▶ Text provided
= Tacit collusion =

Collusion between competitors

Tacit collusion is a collusion between competitors who do not explicitly exchange information but achieve an agreement about coordination of conduct. There are two types of tacit collusion: concerted action and conscious parallelism. In a concerted action, also known as concerted activity, competitors exchange some information without reaching any explicit agreement, while conscious parallelism implies no communication. In both types of tacit collusion, competitors agree to play a certain strategy without explicitly saying so. It is also called oligopolistic price coordination or tacit parallelism.

A dataset of gasoline prices of BP, Caltex, Woolworths, Coles, and Gull from Perth gathered in the years 2001 to 2015 was used to show by statistical analysis the tacit collusion between these retailers. BP emerged as a price leader and influenced the behavior of the competitors. As result, the timing of price jumps became coordinated and the margins started to grow in 2010.

==Conscious parallelism==
In competition law, some sources use conscious parallelism as a synonym to tacit collusion in order to describe pricing strategies among competitors in an oligopoly that occurs without an actual agreement or at least without any evidence of an actual agreement between the players. In result, one competitor will take the lead in raising or lowering prices. The others will then follow suit, raising or lowering their prices by the same amount, with the understanding that greater profits result.

This practice can be harmful to consumers who, if the market power of the firm is used, can be forced to pay monopoly prices for goods that should be selling for only a little more than the cost of production. Nevertheless, it is very hard to prosecute because it may occur without any collusion between the competitors. Courts have held that no violation of the antitrust laws occurs where firms independently raise or lower prices, but that a violation can be shown when plus factors occur, such as firms being motivated to collude and taking actions against their own economic self-interests. This procedure of the courts is sometimes called as setting of a conspiracy theory.

Based on this interpretation, conscious parallelism is frequently analysed under antitrust economics as a behavioural pattern that results from the strategic interdependence of firms in oligopolistic markets. When there are a few large competitors in a particular market, each firm realises that its pricing choices are going to affect (and be affected by) the responses of the other firms. As a result, firms can change prices or output in similar directions without having explicit agreements, with the effect that they approach coordinated behaviour even though each firm is acting independently.

▶ Dataset section
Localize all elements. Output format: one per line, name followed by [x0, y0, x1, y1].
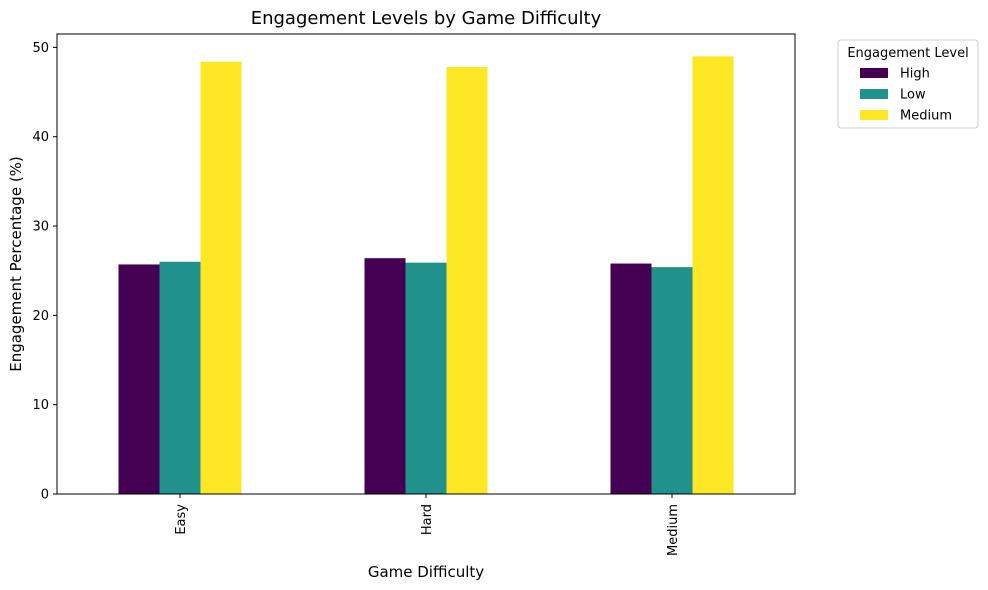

▶ Required work
Extract everything in the tacit collusion text from "This practice can" down to "a conspiracy theory.". Work only from the text on tacit collusion.

▶ Expected output
This practice can be harmful to consumers who, if the market power of the firm is used, can be forced to pay monopoly prices for goods that should be selling for only a little more than the cost of production. Nevertheless, it is very hard to prosecute because it may occur without any collusion between the competitors. Courts have held that no violation of the antitrust laws occurs where firms independently raise or lower prices, but that a violation can be shown when plus factors occur, such as firms being motivated to collude and taking actions against their own economic self-interests. This procedure of the courts is sometimes called as setting of a conspiracy theory.